Document section:
──────────

Convert ticket v3 HTML to JSON tickets #22

Kuba314 · 2024-09-22T22:36:51Z

Copy diogotcorreia/lidl-to-grocy's fix to a ticket v2 API change. The fix is to try the v2 API and if it fails use a v3 API which returns the ticket formatted as HTML. The JSON data is then constructed from that HTML.

Credit to https://github.com/diogotcorreia/lidl-to-grocy/blob/master/lidl/src/html_receipt.rs.

Closes #20

This is a draft, because this implementation has not been tested much. Feel free to test it yourself.

Kuba314 · 2024-09-22T23:37:04Z

I have noticed that weighted items (at least in cs/cz) do not work currently. @diogotcorreia This should be the case for your implementation at https://github.com/diogotcorreia/lidl-to-grocy/blob/master/lidl/src/html_receipt.rs as well.

I'm seeing the following entries in the HTML for a weighted item (apples):

<span id="purchase_list_line_21">Jablka Gala                        21,11 B</span>
<span id="purchase_list_line_22">N   0,922 kg   x 22,90  Kč/kg </span>
<span id="purchase_list_line_23">PT: 0,002 kg                              </span>

There's no easy way to parse this AFAICS.

One way would be to store the first non-classed line ending in B as a weighted item with the number being originalAmount, then expect a line starting with N to optionally parse the weight, but technically the originalAmount should be sufficient.

Kuba314 · 2024-09-22T23:56:15Z

I implemented the method for the weighted items that I mentioned in my last comment. I believe this PR is ready for a review.

diogotcorreia · 2024-09-23T10:43:30Z

@Kuba314 Does your receipt not have data- attributes?
This is a sample receipt from my account (in SE): https://github.com/diogotcorreia/lidl-to-grocy/blob/a7856fb5d7369f827d627978bac3460ceab9e0fa/lidl/test/receipt.html
I'm using those data attributes to parse whether an item is weighted, depending if the amount has a decimal separator or not (https://github.com/diogotcorreia/lidl-to-grocy/blob/a7856fb5d7369f827d627978bac3460ceab9e0fa/lidl/src/html_receipt.rs#L52). I think your strategy with detecting the B will not work for everyone since that's country-dependent (it's the VAT type AFAICT).

May I ask, what is the value of type in the v3 ticket response? I took a look inside the APK and there seem to be three possible values, HTML, HTML_OLD (something like that?) and NATIVE.

──────────

(Element location data)
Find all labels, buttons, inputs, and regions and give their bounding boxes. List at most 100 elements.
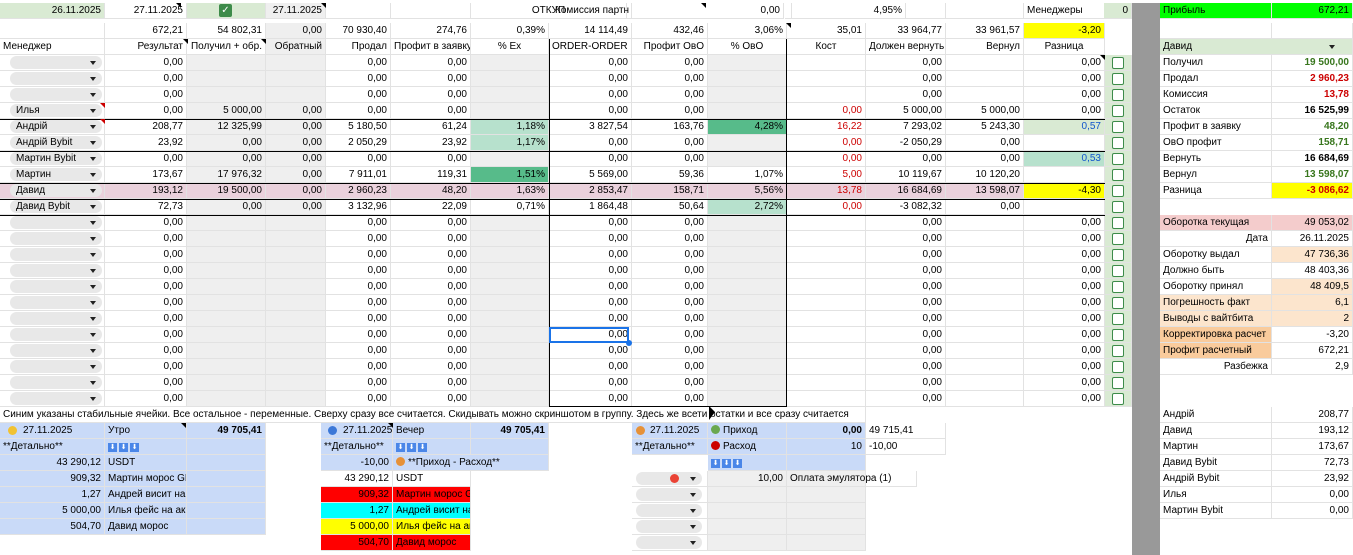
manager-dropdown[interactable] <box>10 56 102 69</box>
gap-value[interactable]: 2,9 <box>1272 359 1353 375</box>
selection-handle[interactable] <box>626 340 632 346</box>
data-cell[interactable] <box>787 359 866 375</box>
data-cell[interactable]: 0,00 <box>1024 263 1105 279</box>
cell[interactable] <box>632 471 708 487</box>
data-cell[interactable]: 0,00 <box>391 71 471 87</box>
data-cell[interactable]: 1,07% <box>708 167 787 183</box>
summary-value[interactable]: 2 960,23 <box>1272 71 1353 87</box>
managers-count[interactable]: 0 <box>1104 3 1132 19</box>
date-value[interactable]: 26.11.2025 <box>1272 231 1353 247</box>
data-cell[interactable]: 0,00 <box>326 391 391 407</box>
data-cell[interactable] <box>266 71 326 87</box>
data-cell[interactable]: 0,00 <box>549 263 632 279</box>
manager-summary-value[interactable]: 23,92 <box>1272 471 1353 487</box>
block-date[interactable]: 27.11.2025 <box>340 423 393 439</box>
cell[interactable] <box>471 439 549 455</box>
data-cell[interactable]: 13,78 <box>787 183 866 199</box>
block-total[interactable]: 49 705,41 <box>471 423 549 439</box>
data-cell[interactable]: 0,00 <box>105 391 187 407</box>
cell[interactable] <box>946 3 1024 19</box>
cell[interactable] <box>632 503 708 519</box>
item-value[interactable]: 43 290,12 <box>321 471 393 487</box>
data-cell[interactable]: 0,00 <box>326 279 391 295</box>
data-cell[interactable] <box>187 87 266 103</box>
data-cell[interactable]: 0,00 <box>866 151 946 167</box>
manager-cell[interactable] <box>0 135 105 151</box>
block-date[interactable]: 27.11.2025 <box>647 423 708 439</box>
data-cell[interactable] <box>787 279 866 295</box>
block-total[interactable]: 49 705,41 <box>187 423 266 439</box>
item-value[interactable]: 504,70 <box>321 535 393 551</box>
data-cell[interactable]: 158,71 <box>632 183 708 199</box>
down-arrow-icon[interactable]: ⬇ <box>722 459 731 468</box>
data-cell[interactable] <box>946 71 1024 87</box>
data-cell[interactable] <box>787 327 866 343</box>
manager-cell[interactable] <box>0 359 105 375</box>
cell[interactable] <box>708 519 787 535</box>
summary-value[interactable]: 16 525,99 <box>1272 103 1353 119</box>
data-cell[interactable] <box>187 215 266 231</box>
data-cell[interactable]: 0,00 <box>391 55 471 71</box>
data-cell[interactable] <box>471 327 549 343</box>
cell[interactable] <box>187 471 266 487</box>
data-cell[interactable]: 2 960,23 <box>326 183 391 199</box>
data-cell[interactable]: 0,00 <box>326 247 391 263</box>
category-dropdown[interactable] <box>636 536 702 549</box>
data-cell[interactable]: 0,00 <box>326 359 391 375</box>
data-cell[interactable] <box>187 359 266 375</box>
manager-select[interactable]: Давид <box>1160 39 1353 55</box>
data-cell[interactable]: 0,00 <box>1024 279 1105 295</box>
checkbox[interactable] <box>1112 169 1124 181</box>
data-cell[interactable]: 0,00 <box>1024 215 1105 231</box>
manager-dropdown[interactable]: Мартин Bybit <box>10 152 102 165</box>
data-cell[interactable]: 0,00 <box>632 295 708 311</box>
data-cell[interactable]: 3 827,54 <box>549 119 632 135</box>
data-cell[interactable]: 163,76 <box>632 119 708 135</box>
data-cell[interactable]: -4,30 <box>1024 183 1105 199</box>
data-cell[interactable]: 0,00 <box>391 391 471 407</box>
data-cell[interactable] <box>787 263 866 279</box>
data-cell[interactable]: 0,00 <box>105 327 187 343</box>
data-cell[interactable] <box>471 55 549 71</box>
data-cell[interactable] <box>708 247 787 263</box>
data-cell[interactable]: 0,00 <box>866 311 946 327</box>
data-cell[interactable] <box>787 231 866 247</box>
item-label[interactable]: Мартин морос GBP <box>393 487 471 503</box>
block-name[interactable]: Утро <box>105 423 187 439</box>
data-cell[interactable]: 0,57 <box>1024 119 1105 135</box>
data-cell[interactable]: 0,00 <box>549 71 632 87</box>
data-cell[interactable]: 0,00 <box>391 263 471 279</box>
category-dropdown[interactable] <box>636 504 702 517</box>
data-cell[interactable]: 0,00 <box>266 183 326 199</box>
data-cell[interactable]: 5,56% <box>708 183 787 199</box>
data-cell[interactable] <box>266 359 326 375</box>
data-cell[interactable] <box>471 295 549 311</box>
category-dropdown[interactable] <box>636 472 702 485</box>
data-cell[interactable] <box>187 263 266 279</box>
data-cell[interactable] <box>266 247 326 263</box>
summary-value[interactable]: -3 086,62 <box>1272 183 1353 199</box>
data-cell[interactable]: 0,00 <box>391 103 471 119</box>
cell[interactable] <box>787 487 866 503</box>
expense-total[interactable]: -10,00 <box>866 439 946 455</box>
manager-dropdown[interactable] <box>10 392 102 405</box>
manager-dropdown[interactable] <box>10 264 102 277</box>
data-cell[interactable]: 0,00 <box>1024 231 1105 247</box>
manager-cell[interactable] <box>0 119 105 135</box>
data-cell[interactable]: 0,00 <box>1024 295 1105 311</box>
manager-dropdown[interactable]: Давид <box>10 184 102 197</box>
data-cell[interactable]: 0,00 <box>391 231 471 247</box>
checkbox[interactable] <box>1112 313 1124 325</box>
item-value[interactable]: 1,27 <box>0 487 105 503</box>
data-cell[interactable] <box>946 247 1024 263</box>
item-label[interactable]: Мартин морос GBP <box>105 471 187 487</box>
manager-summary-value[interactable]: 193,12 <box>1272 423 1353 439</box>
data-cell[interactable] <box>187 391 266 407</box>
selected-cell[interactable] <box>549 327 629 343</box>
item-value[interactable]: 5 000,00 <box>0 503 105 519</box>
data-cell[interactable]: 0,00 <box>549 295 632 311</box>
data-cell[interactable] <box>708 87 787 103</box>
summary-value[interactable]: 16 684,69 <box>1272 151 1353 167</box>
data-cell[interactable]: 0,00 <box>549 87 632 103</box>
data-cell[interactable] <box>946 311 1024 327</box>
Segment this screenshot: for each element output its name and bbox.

──────────

Exercise requirements:
**1)** Summarize the pull request thread above in two sentences.
**2)** According to the pull request thread, what does diogotcorreia's implementation check to decide whether an item is weighted?
**3)** Pick up the pull request thread from its last comment and continue it.

Solved problems:
**1)** The pull request fixes a ticket v2 API change by trying the v2 API first and, if that fails, building the JSON from the HTML ticket returned by a v3 API, with a follow-up method for weighted items that stores the first non-classed line ending in B as a weighted item. A reviewer notes that detecting the B will not work for everyone because it is country-dependent, and suggests using data attributes instead, where a decimal separator in the amount marks an item as weighted.

**2)** It checks whether the amount in the data attributes has a decimal separator.

**3)**
My guess is that NATIVE would result in the same JSON as the v2 API (because again, in the APK that is still a field in the response), but I have HTML in my receipts (even in the ones that still work on v2).

Kuba314 · 2024-09-23T13:25:31Z

Does your receipt not have data- attributes?

@diogotcorreia It does, just not for weighted items. These 3 lines are the only information that I have in the receipt. I'm not seeing what you're seeing. I only see data-art-quantity when it's a whole number (not weighted, just N amount of the same product).

I think your strategy with detecting the B will not work for everyone since that's country-dependent (it's the VAT type AFAICT).

Yeah... this is very possible. Maybe detecting [A-Z] would be better...

May I ask, what is the value of type in the v3 ticket response?

Do you mean ticketType? That's set to HTML, same as you. I fear that the CZ API for lidl is somehow worse than SE, or it's this exact store's issue or I don't know.

diogotcorreia · 2024-09-23T16:08:55Z

These 3 lines are the only information that I have in the receipt.

@Kuba314 That's unfortunate, I'm not sure how you would fix it then, since you also don't have an article number either :/

Kuba314 · 2024-09-24T10:49:52Z

I have changed the VAT line detection from what is essentially B$ to [A-Z]$. I hope that this works for everyone. I'm not aware of all the possible VAT types and what their values could be, but I assume it's always an uppercase letter.

vilmosnagy · 2024-10-01T05:58:35Z

FYKI: Hungarian Lidl Plus API broke as well a couple of days ago (some days after 09.21), but this PR solves the issue for me.

Thanks @Kuba314

salvadorbs · 2024-10-08T21:33:07Z

So no barcode, no match with openfoodfacts?

diogotcorreia · 2024-10-08T21:38:39Z

@salvadorbs unfortunately yeah, there's no way to get the barcode now :/

Fanis10V

I was able to get receipts that didn't have discounts. I just started using this so can't tell for sure if everything else is working fine. Will continue testing. So far everything else looks good! Thanks!

Fanis10V · 2024-10-10T20:09:54Z

lidlplus/html_receipt.py

+                }
+            )
+        elif node.attrib["class"] == "discount":
+            discount = abs(parse_float(node.text.split()[-1]))


This throws an IndexError when I'm running it because some of the span elements contain just white text so the node.text.split() returns an empty list.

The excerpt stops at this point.